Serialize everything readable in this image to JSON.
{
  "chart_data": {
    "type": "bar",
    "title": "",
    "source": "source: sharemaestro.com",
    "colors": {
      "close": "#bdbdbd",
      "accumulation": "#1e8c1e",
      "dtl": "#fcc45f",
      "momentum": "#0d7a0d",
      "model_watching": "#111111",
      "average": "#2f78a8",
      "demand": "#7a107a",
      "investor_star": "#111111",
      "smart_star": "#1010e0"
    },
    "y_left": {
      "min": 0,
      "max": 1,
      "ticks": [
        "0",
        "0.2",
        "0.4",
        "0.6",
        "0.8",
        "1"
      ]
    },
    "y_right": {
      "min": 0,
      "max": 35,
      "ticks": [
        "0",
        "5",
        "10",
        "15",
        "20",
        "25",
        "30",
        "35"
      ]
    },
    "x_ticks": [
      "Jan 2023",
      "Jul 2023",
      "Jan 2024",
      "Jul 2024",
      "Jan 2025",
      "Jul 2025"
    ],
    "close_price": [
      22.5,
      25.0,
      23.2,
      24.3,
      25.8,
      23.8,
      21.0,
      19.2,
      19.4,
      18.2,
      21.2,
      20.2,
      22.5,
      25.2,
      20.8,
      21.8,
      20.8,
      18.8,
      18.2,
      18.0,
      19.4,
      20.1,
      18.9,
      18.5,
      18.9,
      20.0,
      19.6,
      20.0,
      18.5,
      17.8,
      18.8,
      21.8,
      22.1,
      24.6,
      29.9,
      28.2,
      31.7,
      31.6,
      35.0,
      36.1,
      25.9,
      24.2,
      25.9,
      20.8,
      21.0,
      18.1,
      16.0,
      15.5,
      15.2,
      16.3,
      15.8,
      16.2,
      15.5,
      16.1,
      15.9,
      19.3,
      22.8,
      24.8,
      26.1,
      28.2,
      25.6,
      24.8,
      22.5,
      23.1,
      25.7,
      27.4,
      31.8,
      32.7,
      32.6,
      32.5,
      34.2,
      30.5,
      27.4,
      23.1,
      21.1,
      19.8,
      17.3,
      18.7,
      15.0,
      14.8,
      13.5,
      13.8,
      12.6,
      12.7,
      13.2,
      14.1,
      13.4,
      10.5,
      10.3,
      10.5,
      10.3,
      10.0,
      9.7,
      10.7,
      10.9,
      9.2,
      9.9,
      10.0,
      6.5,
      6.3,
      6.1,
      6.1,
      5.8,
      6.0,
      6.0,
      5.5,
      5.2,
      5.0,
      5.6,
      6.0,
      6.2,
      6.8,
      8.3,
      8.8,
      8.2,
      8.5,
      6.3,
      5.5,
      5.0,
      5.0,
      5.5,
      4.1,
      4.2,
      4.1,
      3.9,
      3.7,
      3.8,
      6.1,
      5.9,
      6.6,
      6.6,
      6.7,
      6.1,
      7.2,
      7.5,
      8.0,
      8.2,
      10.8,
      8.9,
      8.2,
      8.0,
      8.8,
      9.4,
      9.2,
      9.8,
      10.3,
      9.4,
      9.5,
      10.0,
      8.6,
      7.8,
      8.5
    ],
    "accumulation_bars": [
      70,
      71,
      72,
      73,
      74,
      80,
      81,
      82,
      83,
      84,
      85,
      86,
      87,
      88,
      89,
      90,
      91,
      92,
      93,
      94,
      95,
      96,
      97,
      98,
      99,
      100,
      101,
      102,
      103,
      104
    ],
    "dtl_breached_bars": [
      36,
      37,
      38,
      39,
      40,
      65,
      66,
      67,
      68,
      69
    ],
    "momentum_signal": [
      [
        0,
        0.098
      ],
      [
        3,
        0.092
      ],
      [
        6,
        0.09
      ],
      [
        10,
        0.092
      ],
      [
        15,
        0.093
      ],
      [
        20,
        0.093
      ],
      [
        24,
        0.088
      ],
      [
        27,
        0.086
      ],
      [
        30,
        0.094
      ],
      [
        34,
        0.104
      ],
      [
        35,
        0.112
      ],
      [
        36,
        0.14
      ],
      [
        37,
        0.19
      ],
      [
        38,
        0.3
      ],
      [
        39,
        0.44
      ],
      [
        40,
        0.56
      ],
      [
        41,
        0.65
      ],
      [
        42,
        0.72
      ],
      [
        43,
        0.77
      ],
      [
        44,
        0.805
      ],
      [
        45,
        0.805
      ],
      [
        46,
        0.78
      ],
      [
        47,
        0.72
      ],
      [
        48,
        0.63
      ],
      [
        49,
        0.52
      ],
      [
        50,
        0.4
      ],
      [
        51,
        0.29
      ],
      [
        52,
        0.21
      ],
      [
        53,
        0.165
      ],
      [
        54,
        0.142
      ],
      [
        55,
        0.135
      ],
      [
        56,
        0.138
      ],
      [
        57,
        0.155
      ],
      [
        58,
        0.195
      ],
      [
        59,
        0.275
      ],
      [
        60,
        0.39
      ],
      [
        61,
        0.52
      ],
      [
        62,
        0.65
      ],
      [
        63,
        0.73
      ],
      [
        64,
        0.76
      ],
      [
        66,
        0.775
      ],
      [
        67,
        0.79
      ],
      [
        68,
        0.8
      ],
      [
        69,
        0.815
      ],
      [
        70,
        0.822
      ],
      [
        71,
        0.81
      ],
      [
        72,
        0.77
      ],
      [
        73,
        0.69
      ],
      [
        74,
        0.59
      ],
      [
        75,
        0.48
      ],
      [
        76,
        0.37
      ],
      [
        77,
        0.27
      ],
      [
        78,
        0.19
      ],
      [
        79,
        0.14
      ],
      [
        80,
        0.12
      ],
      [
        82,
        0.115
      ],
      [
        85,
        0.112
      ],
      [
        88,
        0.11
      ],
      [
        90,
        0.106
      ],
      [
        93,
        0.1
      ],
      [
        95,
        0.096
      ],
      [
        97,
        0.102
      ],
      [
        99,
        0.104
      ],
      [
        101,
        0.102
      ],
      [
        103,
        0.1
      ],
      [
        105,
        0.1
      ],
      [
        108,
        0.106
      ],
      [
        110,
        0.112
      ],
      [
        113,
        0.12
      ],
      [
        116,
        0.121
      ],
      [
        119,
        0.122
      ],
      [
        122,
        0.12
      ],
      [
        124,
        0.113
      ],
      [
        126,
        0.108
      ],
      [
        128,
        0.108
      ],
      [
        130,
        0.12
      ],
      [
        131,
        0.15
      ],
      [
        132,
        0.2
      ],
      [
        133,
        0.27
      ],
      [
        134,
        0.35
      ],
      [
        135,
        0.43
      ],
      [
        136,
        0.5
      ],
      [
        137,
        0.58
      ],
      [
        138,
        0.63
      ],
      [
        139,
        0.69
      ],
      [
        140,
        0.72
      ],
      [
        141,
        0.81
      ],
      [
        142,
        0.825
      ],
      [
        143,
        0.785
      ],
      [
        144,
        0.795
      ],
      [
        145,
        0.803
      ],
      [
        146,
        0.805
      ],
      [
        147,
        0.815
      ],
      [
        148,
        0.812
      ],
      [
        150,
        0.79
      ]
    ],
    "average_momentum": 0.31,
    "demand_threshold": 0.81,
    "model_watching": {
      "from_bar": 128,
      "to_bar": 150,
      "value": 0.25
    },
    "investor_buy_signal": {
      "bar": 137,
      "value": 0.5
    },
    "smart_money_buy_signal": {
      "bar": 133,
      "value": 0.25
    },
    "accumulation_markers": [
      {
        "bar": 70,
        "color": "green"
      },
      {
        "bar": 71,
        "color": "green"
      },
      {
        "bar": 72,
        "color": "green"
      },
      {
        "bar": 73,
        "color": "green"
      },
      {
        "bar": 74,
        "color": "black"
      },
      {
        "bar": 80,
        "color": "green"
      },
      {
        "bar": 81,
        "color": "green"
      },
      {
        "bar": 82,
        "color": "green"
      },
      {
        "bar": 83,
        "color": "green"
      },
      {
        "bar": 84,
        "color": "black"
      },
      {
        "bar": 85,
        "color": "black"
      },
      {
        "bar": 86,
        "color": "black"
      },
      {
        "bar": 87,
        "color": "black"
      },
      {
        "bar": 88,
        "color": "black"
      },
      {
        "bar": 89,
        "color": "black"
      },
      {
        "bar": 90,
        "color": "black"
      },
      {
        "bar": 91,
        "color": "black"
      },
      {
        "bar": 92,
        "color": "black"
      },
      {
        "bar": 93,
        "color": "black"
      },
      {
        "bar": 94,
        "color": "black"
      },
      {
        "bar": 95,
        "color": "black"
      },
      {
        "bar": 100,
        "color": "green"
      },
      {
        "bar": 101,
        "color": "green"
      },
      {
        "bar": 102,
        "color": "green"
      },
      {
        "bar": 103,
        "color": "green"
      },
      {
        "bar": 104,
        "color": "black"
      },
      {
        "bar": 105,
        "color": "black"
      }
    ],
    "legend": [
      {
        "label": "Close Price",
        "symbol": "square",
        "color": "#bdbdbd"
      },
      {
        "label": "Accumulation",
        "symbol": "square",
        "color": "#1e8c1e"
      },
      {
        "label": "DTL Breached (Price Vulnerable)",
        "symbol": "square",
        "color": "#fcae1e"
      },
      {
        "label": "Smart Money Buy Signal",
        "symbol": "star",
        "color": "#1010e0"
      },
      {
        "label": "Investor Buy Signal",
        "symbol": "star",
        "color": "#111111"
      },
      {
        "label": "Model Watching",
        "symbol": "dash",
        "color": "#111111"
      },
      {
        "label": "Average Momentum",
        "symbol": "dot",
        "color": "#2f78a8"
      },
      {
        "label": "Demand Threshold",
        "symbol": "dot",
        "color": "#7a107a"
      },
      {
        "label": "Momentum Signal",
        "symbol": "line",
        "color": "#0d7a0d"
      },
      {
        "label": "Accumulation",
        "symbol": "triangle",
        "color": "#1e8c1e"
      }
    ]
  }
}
......
Above are the records; copy every line in them that holds the word "label".

> [EXERCISE RESPONSE]:
        "label": "Close Price",
        "label": "Accumulation",
        "label": "DTL Breached (Price Vulnerable)",
        "label": "Smart Money Buy Signal",
        "label": "Investor Buy Signal",
        "label": "Model Watching",
        "label": "Average Momentum",
        "label": "Demand Threshold",
        "label": "Momentum Signal",
        "label": "Accumulation",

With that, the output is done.